WHAT TO DO :: Transcribe the records that follow in their entirety, omitting any pictures.

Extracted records
-- start --
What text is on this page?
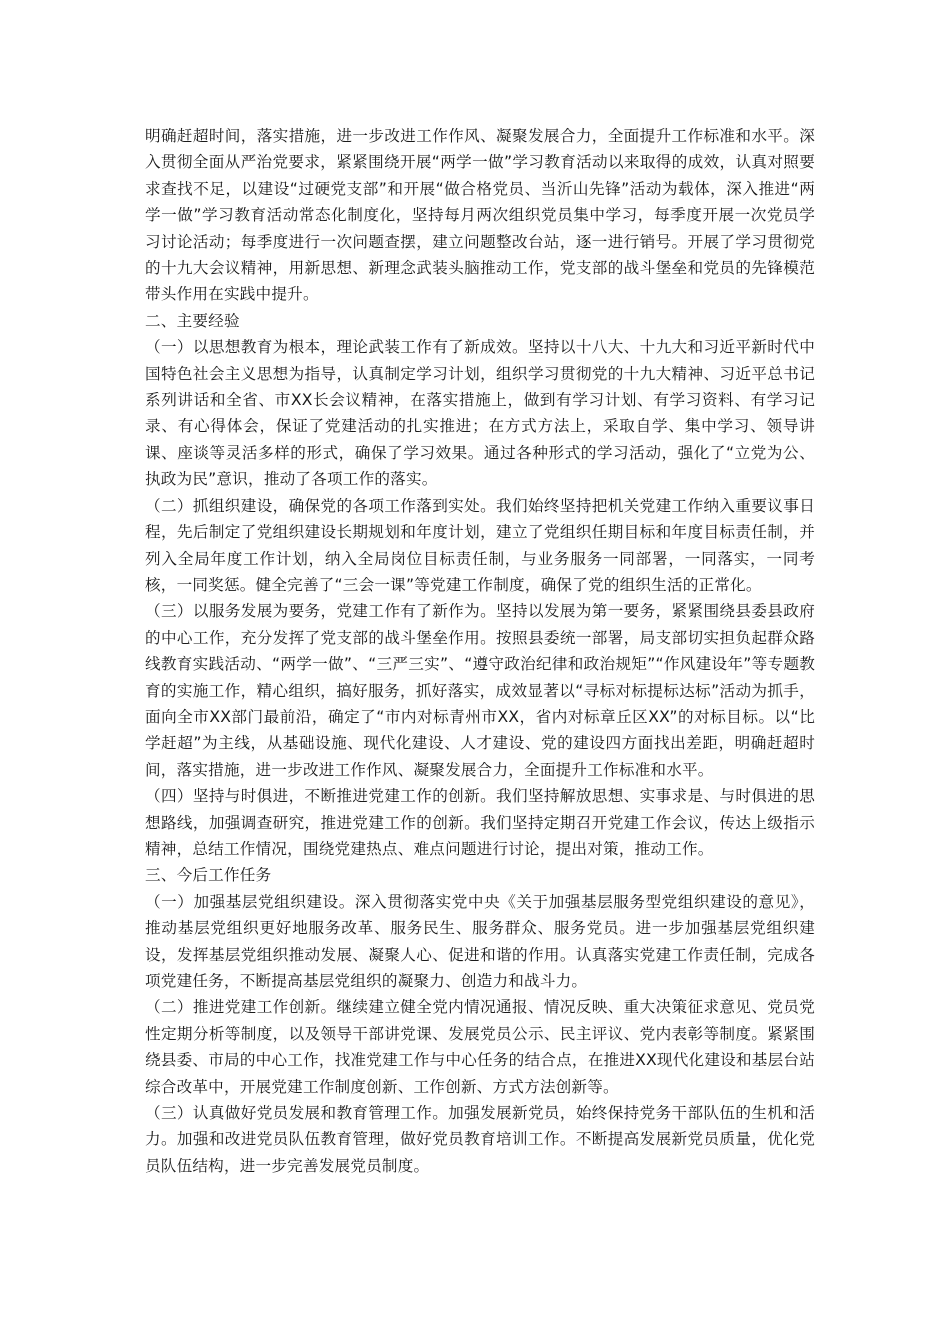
明确赶超时间，落实措施，进一步改进工作作风、凝聚发展合力，全面提升工作标准和水平。深入贯彻全面从严治党要求，紧紧围绕开展“两学一做”学习教育活动以来取得的成效，认真对照要求查找不足，以建设“过硬党支部”和开展“做合格党员、当沂山先锋”活动为载体，深入推进“两学一做”学习教育活动常态化制度化，坚持每月两次组织党员集中学习，每季度开展一次党员学习讨论活动；每季度进行一次问题查摆，建立问题整改台站，逐一进行销号。开展了学习贯彻党的十九大会议精神，用新思想、新理念武装头脑推动工作，党支部的战斗堡垒和党员的先锋模范带头作用在实践中提升。

二、主要经验

（一）以思想教育为根本，理论武装工作有了新成效。坚持以十八大、十九大和习近平新时代中国特色社会主义思想为指导，认真制定学习计划，组织学习贯彻党的十九大精神、习近平总书记系列讲话和全省、市XX长会议精神，在落实措施上，做到有学习计划、有学习资料、有学习记录、有心得体会，保证了党建活动的扎实推进；在方式方法上，采取自学、集中学习、领导讲课、座谈等灵活多样的形式，确保了学习效果。通过各种形式的学习活动，强化了“立党为公、执政为民”意识，推动了各项工作的落实。

（二）抓组织建设，确保党的各项工作落到实处。我们始终坚持把机关党建工作纳入重要议事日程，先后制定了党组织建设长期规划和年度计划，建立了党组织任期目标和年度目标责任制，并列入全局年度工作计划，纳入全局岗位目标责任制，与业务服务一同部署，一同落实，一同考核，一同奖惩。健全完善了“三会一课”等党建工作制度，确保了党的组织生活的正常化。

（三）以服务发展为要务，党建工作有了新作为。坚持以发展为第一要务，紧紧围绕县委县政府的中心工作，充分发挥了党支部的战斗堡垒作用。按照县委统一部署，局支部切实担负起群众路线教育实践活动、“两学一做”、“三严三实”、“遵守政治纪律和政治规矩”“作风建设年”等专题教育的实施工作，精心组织，搞好服务，抓好落实，成效显著以“寻标对标提标达标”活动为抓手，面向全市XX部门最前沿，确定了“市内对标青州市XX，省内对标章丘区XX”的对标目标。以“比学赶超”为主线，从基础设施、现代化建设、人才建设、党的建设四方面找出差距，明确赶超时间，落实措施，进一步改进工作作风、凝聚发展合力，全面提升工作标准和水平。

（四）坚持与时俱进，不断推进党建工作的创新。我们坚持解放思想、实事求是、与时俱进的思想路线，加强调查研究，推进党建工作的创新。我们坚持定期召开党建工作会议，传达上级指示精神，总结工作情况，围绕党建热点、难点问题进行讨论，提出对策，推动工作。

三、今后工作任务

（一）加强基层党组织建设。深入贯彻落实党中央《关于加强基层服务型党组织建设的意见》，推动基层党组织更好地服务改革、服务民生、服务群众、服务党员。进一步加强基层党组织建设，发挥基层党组织推动发展、凝聚人心、促进和谐的作用。认真落实党建工作责任制，完成各项党建任务，不断提高基层党组织的凝聚力、创造力和战斗力。

（二）推进党建工作创新。继续建立健全党内情况通报、情况反映、重大决策征求意见、党员党性定期分析等制度，以及领导干部讲党课、发展党员公示、民主评议、党内表彰等制度。紧紧围绕县委、市局的中心工作，找准党建工作与中心任务的结合点，在推进XX现代化建设和基层台站综合改革中，开展党建工作制度创新、工作创新、方式方法创新等。

（三）认真做好党员发展和教育管理工作。加强发展新党员，始终保持党务干部队伍的生机和活力。加强和改进党员队伍教育管理，做好党员教育培训工作。不断提高发展新党员质量，优化党员队伍结构，进一步完善发展党员制度。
-- end --
ANSWER ::
What text is on this page?
明确赶超时间，落实措施，进一步改进工作作风、凝聚发展合力，全面提升工作标准和水平。深入贯彻全面从严治党要求，紧紧围绕开展“两学一做”学习教育活动以来取得的成效，认真对照要求查找不足，以建设“过硬党支部”和开展“做合格党员、当沂山先锋”活动为载体，深入推进“两学一做”学习教育活动常态化制度化，坚持每月两次组织党员集中学习，每季度开展一次党员学习讨论活动；每季度进行一次问题查摆，建立问题整改台站，逐一进行销号。开展了学习贯彻党的十九大会议精神，用新思想、新理念武装头脑推动工作，党支部的战斗堡垒和党员的先锋模范带头作用在实践中提升。

二、主要经验

（一）以思想教育为根本，理论武装工作有了新成效。坚持以十八大、十九大和习近平新时代中国特色社会主义思想为指导，认真制定学习计划，组织学习贯彻党的十九大精神、习近平总书记系列讲话和全省、市XX长会议精神，在落实措施上，做到有学习计划、有学习资料、有学习记录、有心得体会，保证了党建活动的扎实推进；在方式方法上，采取自学、集中学习、领导讲课、座谈等灵活多样的形式，确保了学习效果。通过各种形式的学习活动，强化了“立党为公、执政为民”意识，推动了各项工作的落实。

（二）抓组织建设，确保党的各项工作落到实处。我们始终坚持把机关党建工作纳入重要议事日程，先后制定了党组织建设长期规划和年度计划，建立了党组织任期目标和年度目标责任制，并列入全局年度工作计划，纳入全局岗位目标责任制，与业务服务一同部署，一同落实，一同考核，一同奖惩。健全完善了“三会一课”等党建工作制度，确保了党的组织生活的正常化。

（三）以服务发展为要务，党建工作有了新作为。坚持以发展为第一要务，紧紧围绕县委县政府的中心工作，充分发挥了党支部的战斗堡垒作用。按照县委统一部署，局支部切实担负起群众路线教育实践活动、“两学一做”、“三严三实”、“遵守政治纪律和政治规矩”“作风建设年”等专题教育的实施工作，精心组织，搞好服务，抓好落实，成效显著以“寻标对标提标达标”活动为抓手，面向全市XX部门最前沿，确定了“市内对标青州市XX，省内对标章丘区XX”的对标目标。以“比学赶超”为主线，从基础设施、现代化建设、人才建设、党的建设四方面找出差距，明确赶超时间，落实措施，进一步改进工作作风、凝聚发展合力，全面提升工作标准和水平。

（四）坚持与时俱进，不断推进党建工作的创新。我们坚持解放思想、实事求是、与时俱进的思想路线，加强调查研究，推进党建工作的创新。我们坚持定期召开党建工作会议，传达上级指示精神，总结工作情况，围绕党建热点、难点问题进行讨论，提出对策，推动工作。

三、今后工作任务

（一）加强基层党组织建设。深入贯彻落实党中央《关于加强基层服务型党组织建设的意见》，推动基层党组织更好地服务改革、服务民生、服务群众、服务党员。进一步加强基层党组织建设，发挥基层党组织推动发展、凝聚人心、促进和谐的作用。认真落实党建工作责任制，完成各项党建任务，不断提高基层党组织的凝聚力、创造力和战斗力。

（二）推进党建工作创新。继续建立健全党内情况通报、情况反映、重大决策征求意见、党员党性定期分析等制度，以及领导干部讲党课、发展党员公示、民主评议、党内表彰等制度。紧紧围绕县委、市局的中心工作，找准党建工作与中心任务的结合点，在推进XX现代化建设和基层台站综合改革中，开展党建工作制度创新、工作创新、方式方法创新等。

（三）认真做好党员发展和教育管理工作。加强发展新党员，始终保持党务干部队伍的生机和活力。加强和改进党员队伍教育管理，做好党员教育培训工作。不断提高发展新党员质量，优化党员队伍结构，进一步完善发展党员制度。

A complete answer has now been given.